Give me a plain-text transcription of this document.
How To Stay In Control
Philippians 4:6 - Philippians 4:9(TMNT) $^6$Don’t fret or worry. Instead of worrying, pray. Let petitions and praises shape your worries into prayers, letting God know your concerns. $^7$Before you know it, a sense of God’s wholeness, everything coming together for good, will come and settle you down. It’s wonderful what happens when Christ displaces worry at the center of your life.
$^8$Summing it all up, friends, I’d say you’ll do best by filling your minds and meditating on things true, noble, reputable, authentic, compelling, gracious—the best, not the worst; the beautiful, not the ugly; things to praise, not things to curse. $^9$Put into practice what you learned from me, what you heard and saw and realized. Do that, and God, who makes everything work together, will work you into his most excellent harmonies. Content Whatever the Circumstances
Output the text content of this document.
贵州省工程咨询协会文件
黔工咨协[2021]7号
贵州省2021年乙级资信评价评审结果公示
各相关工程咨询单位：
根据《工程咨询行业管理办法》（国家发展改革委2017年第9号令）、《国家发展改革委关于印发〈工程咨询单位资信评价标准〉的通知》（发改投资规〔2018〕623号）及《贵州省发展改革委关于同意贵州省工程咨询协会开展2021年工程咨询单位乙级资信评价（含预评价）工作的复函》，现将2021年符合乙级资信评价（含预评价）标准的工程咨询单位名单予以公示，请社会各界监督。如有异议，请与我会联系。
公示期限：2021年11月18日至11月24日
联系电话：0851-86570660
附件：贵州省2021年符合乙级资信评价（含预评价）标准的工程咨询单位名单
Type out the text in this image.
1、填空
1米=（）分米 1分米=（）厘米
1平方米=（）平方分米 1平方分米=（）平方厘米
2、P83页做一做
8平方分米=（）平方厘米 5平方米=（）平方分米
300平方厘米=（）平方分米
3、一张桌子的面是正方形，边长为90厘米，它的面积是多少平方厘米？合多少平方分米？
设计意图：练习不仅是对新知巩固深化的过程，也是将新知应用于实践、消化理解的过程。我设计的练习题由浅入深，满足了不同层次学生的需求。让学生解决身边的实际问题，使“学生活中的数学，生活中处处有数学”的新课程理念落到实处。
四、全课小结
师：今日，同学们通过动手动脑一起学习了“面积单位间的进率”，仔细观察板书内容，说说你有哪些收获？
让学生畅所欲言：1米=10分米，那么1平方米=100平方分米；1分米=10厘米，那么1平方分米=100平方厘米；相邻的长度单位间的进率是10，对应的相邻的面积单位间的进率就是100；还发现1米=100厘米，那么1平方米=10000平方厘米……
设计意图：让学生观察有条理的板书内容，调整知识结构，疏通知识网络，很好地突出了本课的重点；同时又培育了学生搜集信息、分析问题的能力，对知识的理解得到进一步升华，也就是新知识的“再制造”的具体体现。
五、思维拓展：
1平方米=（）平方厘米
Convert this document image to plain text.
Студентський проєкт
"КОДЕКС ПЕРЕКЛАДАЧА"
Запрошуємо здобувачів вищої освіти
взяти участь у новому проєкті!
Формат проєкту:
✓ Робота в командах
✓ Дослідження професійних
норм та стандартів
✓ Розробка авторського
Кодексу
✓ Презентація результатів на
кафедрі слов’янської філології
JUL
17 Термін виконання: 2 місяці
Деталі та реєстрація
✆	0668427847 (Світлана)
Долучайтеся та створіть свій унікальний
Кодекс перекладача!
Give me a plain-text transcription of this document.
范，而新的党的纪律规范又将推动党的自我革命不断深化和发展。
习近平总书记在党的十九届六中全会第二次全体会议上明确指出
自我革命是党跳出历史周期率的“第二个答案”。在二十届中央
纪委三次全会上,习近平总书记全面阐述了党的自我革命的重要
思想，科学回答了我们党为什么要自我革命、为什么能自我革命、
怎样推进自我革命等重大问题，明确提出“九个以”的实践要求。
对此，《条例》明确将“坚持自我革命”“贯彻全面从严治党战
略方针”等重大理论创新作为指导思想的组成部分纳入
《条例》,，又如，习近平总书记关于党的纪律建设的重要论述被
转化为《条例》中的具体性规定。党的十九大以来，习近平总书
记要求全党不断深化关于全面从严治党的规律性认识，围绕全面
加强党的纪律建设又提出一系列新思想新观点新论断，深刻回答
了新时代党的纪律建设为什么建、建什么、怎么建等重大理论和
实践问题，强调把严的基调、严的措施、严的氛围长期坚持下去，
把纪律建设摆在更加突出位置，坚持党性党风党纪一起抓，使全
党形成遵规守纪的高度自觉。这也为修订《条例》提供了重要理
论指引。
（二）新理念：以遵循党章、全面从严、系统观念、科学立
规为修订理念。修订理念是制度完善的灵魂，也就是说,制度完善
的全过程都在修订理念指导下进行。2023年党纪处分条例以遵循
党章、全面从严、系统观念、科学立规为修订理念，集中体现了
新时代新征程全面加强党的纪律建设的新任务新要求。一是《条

* **Directions for this task**
Each line must be given again exactly as written above.

* **The response**
Give me a plain-text transcription of this document.
How To Stay In Control
Philippians 4:6 - Philippians 4:9(TMNT) $^6$Don’t fret or worry. Instead of worrying, pray. Let petitions and praises shape your worries into prayers, letting God know your concerns. $^7$Before you know it, a sense of God’s wholeness, everything coming together for good, will come and settle you down. It’s wonderful what happens when Christ displaces worry at the center of your life.
$^8$Summing it all up, friends, I’d say you’ll do best by filling your minds and meditating on things true, noble, reputable, authentic, compelling, gracious—the best, not the worst; the beautiful, not the ugly; things to praise, not things to curse. $^9$Put into practice what you learned from me, what you heard and saw and realized. Do that, and God, who makes everything work together, will work you into his most excellent harmonies. Content Whatever the Circumstances
Output the text content of this document.
贵州省工程咨询协会文件
黔工咨协[2021]7号
贵州省2021年乙级资信评价评审结果公示
各相关工程咨询单位：
根据《工程咨询行业管理办法》（国家发展改革委2017年第9号令）、《国家发展改革委关于印发〈工程咨询单位资信评价标准〉的通知》（发改投资规〔2018〕623号）及《贵州省发展改革委关于同意贵州省工程咨询协会开展2021年工程咨询单位乙级资信评价（含预评价）工作的复函》，现将2021年符合乙级资信评价（含预评价）标准的工程咨询单位名单予以公示，请社会各界监督。如有异议，请与我会联系。
公示期限：2021年11月18日至11月24日
联系电话：0851-86570660
附件：贵州省2021年符合乙级资信评价（含预评价）标准的工程咨询单位名单
Type out the text in this image.
1、填空
1米=（）分米 1分米=（）厘米
1平方米=（）平方分米 1平方分米=（）平方厘米
2、P83页做一做
8平方分米=（）平方厘米 5平方米=（）平方分米
300平方厘米=（）平方分米
3、一张桌子的面是正方形，边长为90厘米，它的面积是多少平方厘米？合多少平方分米？
设计意图：练习不仅是对新知巩固深化的过程，也是将新知应用于实践、消化理解的过程。我设计的练习题由浅入深，满足了不同层次学生的需求。让学生解决身边的实际问题，使“学生活中的数学，生活中处处有数学”的新课程理念落到实处。
四、全课小结
师：今日，同学们通过动手动脑一起学习了“面积单位间的进率”，仔细观察板书内容，说说你有哪些收获？
让学生畅所欲言：1米=10分米，那么1平方米=100平方分米；1分米=10厘米，那么1平方分米=100平方厘米；相邻的长度单位间的进率是10，对应的相邻的面积单位间的进率就是100；还发现1米=100厘米，那么1平方米=10000平方厘米……
设计意图：让学生观察有条理的板书内容，调整知识结构，疏通知识网络，很好地突出了本课的重点；同时又培育了学生搜集信息、分析问题的能力，对知识的理解得到进一步升华，也就是新知识的“再制造”的具体体现。
五、思维拓展：
1平方米=（）平方厘米
Convert this document image to plain text.
Студентський проєкт
"КОДЕКС ПЕРЕКЛАДАЧА"
Запрошуємо здобувачів вищої освіти
взяти участь у новому проєкті!
Формат проєкту:
✓ Робота в командах
✓ Дослідження професійних
норм та стандартів
✓ Розробка авторського
Кодексу
✓ Презентація результатів на
кафедрі слов’янської філології
JUL
17 Термін виконання: 2 місяці
Деталі та реєстрація
✆	0668427847 (Світлана)
Долучайтеся та створіть свій унікальний
Кодекс перекладача!
Give me a plain-text transcription of this document.
范，而新的党的纪律规范又将推动党的自我革命不断深化和发展。
习近平总书记在党的十九届六中全会第二次全体会议上明确指出
自我革命是党跳出历史周期率的“第二个答案”。在二十届中央
纪委三次全会上,习近平总书记全面阐述了党的自我革命的重要
思想，科学回答了我们党为什么要自我革命、为什么能自我革命、
怎样推进自我革命等重大问题，明确提出“九个以”的实践要求。
对此，《条例》明确将“坚持自我革命”“贯彻全面从严治党战
略方针”等重大理论创新作为指导思想的组成部分纳入
《条例》,，又如，习近平总书记关于党的纪律建设的重要论述被
转化为《条例》中的具体性规定。党的十九大以来，习近平总书
记要求全党不断深化关于全面从严治党的规律性认识，围绕全面
加强党的纪律建设又提出一系列新思想新观点新论断，深刻回答
了新时代党的纪律建设为什么建、建什么、怎么建等重大理论和
实践问题，强调把严的基调、严的措施、严的氛围长期坚持下去，
把纪律建设摆在更加突出位置，坚持党性党风党纪一起抓，使全
党形成遵规守纪的高度自觉。这也为修订《条例》提供了重要理
论指引。
（二）新理念：以遵循党章、全面从严、系统观念、科学立
规为修订理念。修订理念是制度完善的灵魂，也就是说,制度完善
的全过程都在修订理念指导下进行。2023年党纪处分条例以遵循
党章、全面从严、系统观念、科学立规为修订理念，集中体现了
新时代新征程全面加强党的纪律建设的新任务新要求。一是《条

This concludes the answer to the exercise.